__WHAT TO WORK ON__. Within the records below, find each line that holds the string "device", then copy it.

## START EXERCISE MATERIALS

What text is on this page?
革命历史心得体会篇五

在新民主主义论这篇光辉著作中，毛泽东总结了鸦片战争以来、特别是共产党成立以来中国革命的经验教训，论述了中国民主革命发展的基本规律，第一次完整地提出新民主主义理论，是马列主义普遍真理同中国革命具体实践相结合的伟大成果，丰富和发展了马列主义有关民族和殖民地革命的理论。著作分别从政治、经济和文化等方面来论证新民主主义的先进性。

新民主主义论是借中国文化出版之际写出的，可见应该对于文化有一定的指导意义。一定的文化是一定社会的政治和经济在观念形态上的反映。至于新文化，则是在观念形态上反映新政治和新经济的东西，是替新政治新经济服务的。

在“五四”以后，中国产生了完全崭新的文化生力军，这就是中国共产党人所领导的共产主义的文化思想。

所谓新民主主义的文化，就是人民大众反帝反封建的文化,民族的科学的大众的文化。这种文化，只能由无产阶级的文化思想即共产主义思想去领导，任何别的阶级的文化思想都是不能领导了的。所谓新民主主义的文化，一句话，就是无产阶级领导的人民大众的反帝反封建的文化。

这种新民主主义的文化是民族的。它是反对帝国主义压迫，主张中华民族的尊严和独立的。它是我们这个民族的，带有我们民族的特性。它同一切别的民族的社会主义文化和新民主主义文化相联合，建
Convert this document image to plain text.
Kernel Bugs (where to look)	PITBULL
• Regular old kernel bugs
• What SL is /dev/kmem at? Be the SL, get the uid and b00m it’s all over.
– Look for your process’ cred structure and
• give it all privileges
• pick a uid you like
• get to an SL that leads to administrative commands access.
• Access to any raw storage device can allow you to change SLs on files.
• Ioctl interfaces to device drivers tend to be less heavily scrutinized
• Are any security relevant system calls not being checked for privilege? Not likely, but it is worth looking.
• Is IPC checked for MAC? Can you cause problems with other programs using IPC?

## END EXERCISE MATERIALS

__THE REPLY__.
• Access to any raw storage device can allow you to change SLs on files.
• Ioctl interfaces to device drivers tend to be less heavily scrutinized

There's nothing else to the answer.